Saved entries
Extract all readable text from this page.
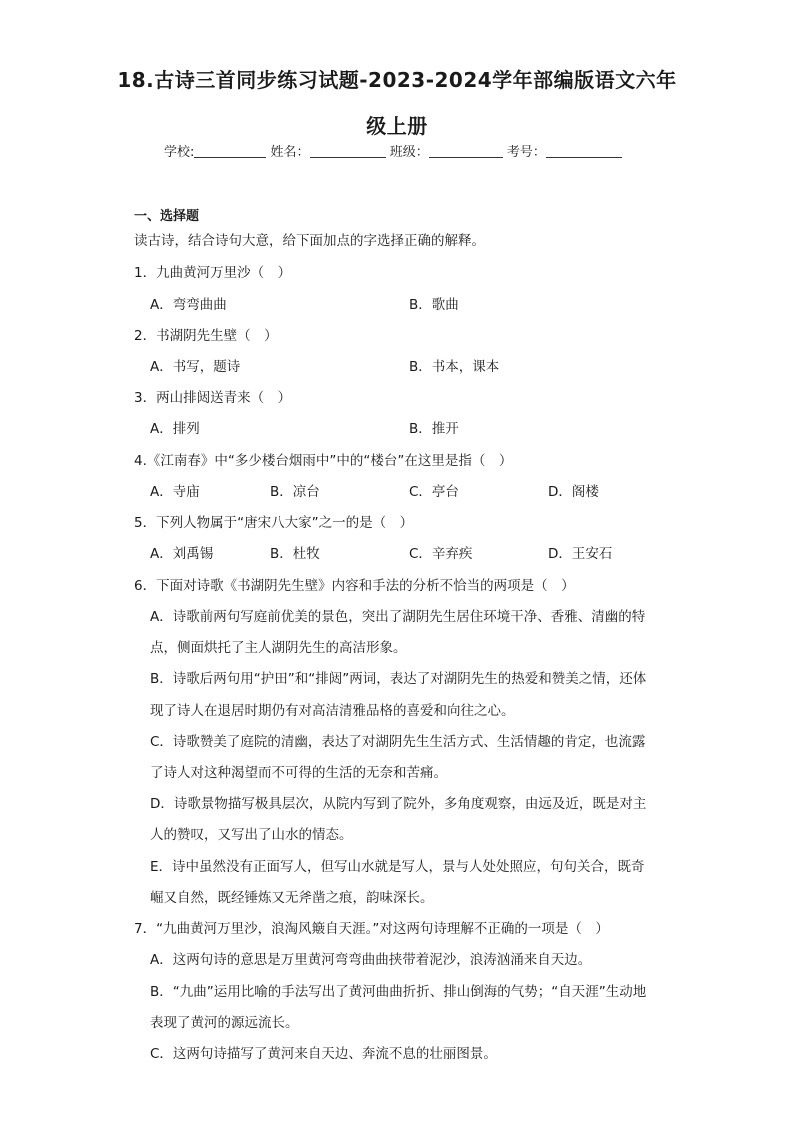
18.古诗三首同步练习试题-2023-2024学年部编版语文六年
级上册
学校:	姓名：	班级：	考号：
一、选择题
读古诗，结合诗句大意，给下面加点的字选择正确的解释。
1．九曲黄河万里沙（　）
A．弯弯曲曲	B．歌曲
2．书湖阴先生壁（　）
A．书写，题诗	B．书本，课本
3．两山排闼送青来（　）
A．排列	B．推开
4.《江南春》中“多少楼台烟雨中”中的“楼台”在这里是指（　）
A．寺庙	B．凉台	C．亭台	D．阁楼
5．下列人物属于“唐宋八大家”之一的是（　）
A．刘禹锡	B．杜牧	C．辛弃疾	D．王安石
6．下面对诗歌《书湖阴先生壁》内容和手法的分析不恰当的两项是（　）
A．诗歌前两句写庭前优美的景色，突出了湖阴先生居住环境干净、香雅、清幽的特
点，侧面烘托了主人湖阴先生的高洁形象。
B．诗歌后两句用“护田”和“排闼”两词，表达了对湖阴先生的热爱和赞美之情，还体
现了诗人在退居时期仍有对高洁清雅品格的喜爱和向往之心。
C．诗歌赞美了庭院的清幽，表达了对湖阴先生生活方式、生活情趣的肯定，也流露
了诗人对这种渴望而不可得的生活的无奈和苦痛。
D．诗歌景物描写极具层次，从院内写到了院外，多角度观察，由远及近，既是对主
人的赞叹，又写出了山水的情态。
E．诗中虽然没有正面写人，但写山水就是写人，景与人处处照应，句句关合，既奇
崛又自然，既经锤炼又无斧凿之痕，韵味深长。
7．“九曲黄河万里沙，浪淘风簸自天涯。”对这两句诗理解不正确的一项是（　）
A．这两句诗的意思是万里黄河弯弯曲曲挟带着泥沙，浪涛汹涌来自天边。
B．“九曲”运用比喻的手法写出了黄河曲曲折折、排山倒海的气势；“自天涯”生动地
表现了黄河的源远流长。
C．这两句诗描写了黄河来自天边、奔流不息的壮丽图景。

:: Your instructions ::
Copy each line in full and exactly, omitting any picture.

:: Response to the task ::
Extract all readable text from this page.
18.古诗三首同步练习试题-2023-2024学年部编版语文六年
级上册
学校:	姓名：	班级：	考号：
一、选择题
读古诗，结合诗句大意，给下面加点的字选择正确的解释。
1．九曲黄河万里沙（　）
A．弯弯曲曲	B．歌曲
2．书湖阴先生壁（　）
A．书写，题诗	B．书本，课本
3．两山排闼送青来（　）
A．排列	B．推开
4.《江南春》中“多少楼台烟雨中”中的“楼台”在这里是指（　）
A．寺庙	B．凉台	C．亭台	D．阁楼
5．下列人物属于“唐宋八大家”之一的是（　）
A．刘禹锡	B．杜牧	C．辛弃疾	D．王安石
6．下面对诗歌《书湖阴先生壁》内容和手法的分析不恰当的两项是（　）
A．诗歌前两句写庭前优美的景色，突出了湖阴先生居住环境干净、香雅、清幽的特
点，侧面烘托了主人湖阴先生的高洁形象。
B．诗歌后两句用“护田”和“排闼”两词，表达了对湖阴先生的热爱和赞美之情，还体
现了诗人在退居时期仍有对高洁清雅品格的喜爱和向往之心。
C．诗歌赞美了庭院的清幽，表达了对湖阴先生生活方式、生活情趣的肯定，也流露
了诗人对这种渴望而不可得的生活的无奈和苦痛。
D．诗歌景物描写极具层次，从院内写到了院外，多角度观察，由远及近，既是对主
人的赞叹，又写出了山水的情态。
E．诗中虽然没有正面写人，但写山水就是写人，景与人处处照应，句句关合，既奇
崛又自然，既经锤炼又无斧凿之痕，韵味深长。
7．“九曲黄河万里沙，浪淘风簸自天涯。”对这两句诗理解不正确的一项是（　）
A．这两句诗的意思是万里黄河弯弯曲曲挟带着泥沙，浪涛汹涌来自天边。
B．“九曲”运用比喻的手法写出了黄河曲曲折折、排山倒海的气势；“自天涯”生动地
表现了黄河的源远流长。
C．这两句诗描写了黄河来自天边、奔流不息的壮丽图景。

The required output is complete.